** START OF Data rows **

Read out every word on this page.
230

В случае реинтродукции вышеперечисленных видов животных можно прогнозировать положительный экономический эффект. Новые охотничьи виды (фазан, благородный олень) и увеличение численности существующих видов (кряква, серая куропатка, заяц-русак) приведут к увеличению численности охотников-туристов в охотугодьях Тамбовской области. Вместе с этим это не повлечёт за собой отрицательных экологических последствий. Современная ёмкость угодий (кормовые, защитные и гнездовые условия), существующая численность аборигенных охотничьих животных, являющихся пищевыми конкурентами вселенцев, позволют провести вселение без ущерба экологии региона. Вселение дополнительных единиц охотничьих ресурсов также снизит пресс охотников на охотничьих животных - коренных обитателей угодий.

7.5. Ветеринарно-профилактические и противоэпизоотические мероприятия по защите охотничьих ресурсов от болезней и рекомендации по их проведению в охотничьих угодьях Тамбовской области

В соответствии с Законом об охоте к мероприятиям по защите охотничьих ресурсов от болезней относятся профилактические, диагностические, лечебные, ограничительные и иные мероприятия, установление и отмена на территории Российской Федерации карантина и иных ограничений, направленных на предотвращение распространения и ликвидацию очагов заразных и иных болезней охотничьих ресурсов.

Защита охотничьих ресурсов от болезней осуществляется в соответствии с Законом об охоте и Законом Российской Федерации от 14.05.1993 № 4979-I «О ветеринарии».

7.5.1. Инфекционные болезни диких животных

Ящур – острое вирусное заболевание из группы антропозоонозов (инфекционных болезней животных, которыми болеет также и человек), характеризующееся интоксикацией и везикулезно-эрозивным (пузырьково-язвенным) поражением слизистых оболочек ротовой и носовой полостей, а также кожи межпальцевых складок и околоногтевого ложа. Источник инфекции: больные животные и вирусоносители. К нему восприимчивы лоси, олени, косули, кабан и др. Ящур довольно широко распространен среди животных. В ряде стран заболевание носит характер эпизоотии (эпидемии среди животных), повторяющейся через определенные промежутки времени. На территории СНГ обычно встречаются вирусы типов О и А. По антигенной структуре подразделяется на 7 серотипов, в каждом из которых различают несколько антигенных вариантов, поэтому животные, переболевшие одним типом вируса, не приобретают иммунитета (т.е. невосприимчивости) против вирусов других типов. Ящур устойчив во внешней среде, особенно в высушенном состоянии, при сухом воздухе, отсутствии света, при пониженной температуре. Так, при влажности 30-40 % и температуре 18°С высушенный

** END OF Data rows **

*Written request*.
Provide an exact reproduction of all the entries shown above.

*Answer to the task*.
Read out every word on this page.
230

В случае реинтродукции вышеперечисленных видов животных можно прогнозировать положительный экономический эффект. Новые охотничьи виды (фазан, благородный олень) и увеличение численности существующих видов (кряква, серая куропатка, заяц-русак) приведут к увеличению численности охотников-туристов в охотугодьях Тамбовской области. Вместе с этим это не повлечёт за собой отрицательных экологических последствий. Современная ёмкость угодий (кормовые, защитные и гнездовые условия), существующая численность аборигенных охотничьих животных, являющихся пищевыми конкурентами вселенцев, позволют провести вселение без ущерба экологии региона. Вселение дополнительных единиц охотничьих ресурсов также снизит пресс охотников на охотничьих животных - коренных обитателей угодий.

7.5. Ветеринарно-профилактические и противоэпизоотические мероприятия по защите охотничьих ресурсов от болезней и рекомендации по их проведению в охотничьих угодьях Тамбовской области

В соответствии с Законом об охоте к мероприятиям по защите охотничьих ресурсов от болезней относятся профилактические, диагностические, лечебные, ограничительные и иные мероприятия, установление и отмена на территории Российской Федерации карантина и иных ограничений, направленных на предотвращение распространения и ликвидацию очагов заразных и иных болезней охотничьих ресурсов.

Защита охотничьих ресурсов от болезней осуществляется в соответствии с Законом об охоте и Законом Российской Федерации от 14.05.1993 № 4979-I «О ветеринарии».

7.5.1. Инфекционные болезни диких животных

Ящур – острое вирусное заболевание из группы антропозоонозов (инфекционных болезней животных, которыми болеет также и человек), характеризующееся интоксикацией и везикулезно-эрозивным (пузырьково-язвенным) поражением слизистых оболочек ротовой и носовой полостей, а также кожи межпальцевых складок и околоногтевого ложа. Источник инфекции: больные животные и вирусоносители. К нему восприимчивы лоси, олени, косули, кабан и др. Ящур довольно широко распространен среди животных. В ряде стран заболевание носит характер эпизоотии (эпидемии среди животных), повторяющейся через определенные промежутки времени. На территории СНГ обычно встречаются вирусы типов О и А. По антигенной структуре подразделяется на 7 серотипов, в каждом из которых различают несколько антигенных вариантов, поэтому животные, переболевшие одним типом вируса, не приобретают иммунитета (т.е. невосприимчивости) против вирусов других типов. Ящур устойчив во внешней среде, особенно в высушенном состоянии, при сухом воздухе, отсутствии света, при пониженной температуре. Так, при влажности 30-40 % и температуре 18°С высушенный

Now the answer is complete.